• DATA SECTION:
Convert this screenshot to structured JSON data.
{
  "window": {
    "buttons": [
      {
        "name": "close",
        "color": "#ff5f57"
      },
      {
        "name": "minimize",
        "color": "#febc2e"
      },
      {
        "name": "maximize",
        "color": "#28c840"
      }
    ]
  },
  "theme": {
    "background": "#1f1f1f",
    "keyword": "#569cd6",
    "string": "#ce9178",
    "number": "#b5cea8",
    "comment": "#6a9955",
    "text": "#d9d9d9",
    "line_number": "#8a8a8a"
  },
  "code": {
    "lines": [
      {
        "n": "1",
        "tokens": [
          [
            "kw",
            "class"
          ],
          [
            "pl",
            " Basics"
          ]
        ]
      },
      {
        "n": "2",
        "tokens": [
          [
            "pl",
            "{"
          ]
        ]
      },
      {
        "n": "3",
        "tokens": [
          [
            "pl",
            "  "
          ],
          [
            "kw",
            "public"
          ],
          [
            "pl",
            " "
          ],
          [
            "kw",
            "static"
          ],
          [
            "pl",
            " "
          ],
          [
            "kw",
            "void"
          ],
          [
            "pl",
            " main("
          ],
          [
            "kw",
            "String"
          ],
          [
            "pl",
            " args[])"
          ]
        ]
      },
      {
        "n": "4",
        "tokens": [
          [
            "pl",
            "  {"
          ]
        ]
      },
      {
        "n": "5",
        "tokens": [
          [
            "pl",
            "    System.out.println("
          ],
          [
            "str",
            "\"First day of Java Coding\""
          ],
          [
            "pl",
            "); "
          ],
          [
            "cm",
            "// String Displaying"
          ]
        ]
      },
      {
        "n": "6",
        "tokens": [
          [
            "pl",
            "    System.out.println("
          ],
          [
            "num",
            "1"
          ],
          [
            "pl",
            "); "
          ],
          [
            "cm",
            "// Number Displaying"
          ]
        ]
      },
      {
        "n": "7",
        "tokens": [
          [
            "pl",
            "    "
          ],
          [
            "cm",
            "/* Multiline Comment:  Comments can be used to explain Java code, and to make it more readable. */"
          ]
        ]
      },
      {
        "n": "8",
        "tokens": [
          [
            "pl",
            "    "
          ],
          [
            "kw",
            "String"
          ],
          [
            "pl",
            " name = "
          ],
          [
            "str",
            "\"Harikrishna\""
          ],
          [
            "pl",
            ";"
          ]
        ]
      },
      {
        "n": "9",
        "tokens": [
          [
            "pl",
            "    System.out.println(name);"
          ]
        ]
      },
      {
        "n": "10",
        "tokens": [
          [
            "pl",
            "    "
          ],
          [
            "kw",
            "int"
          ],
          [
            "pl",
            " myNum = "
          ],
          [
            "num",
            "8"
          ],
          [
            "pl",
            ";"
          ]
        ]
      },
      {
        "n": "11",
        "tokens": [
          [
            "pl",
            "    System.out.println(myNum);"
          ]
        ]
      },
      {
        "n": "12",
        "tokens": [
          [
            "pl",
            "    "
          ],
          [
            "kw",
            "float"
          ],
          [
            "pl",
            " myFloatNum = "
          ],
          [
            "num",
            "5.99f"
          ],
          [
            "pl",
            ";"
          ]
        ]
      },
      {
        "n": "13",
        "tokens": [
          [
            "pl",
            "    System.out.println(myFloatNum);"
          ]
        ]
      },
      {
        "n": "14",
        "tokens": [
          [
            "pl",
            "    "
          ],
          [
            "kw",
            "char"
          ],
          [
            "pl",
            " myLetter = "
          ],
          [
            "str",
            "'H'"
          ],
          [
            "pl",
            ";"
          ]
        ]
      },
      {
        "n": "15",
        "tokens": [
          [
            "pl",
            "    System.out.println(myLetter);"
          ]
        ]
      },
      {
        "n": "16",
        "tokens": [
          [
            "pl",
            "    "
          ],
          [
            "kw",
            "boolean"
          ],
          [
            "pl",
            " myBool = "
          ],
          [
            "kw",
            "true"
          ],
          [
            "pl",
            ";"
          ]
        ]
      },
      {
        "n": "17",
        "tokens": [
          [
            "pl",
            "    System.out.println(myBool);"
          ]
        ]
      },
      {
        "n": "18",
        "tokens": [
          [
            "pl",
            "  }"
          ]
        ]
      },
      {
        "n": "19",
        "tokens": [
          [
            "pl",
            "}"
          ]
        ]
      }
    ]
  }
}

• GIVEN INSTRUCTION: Find all the lines containing "myLetter" in the material, then copy them.

• REPLY TO THE EXERCISE:
            " myLetter = "
            "    System.out.println(myLetter);"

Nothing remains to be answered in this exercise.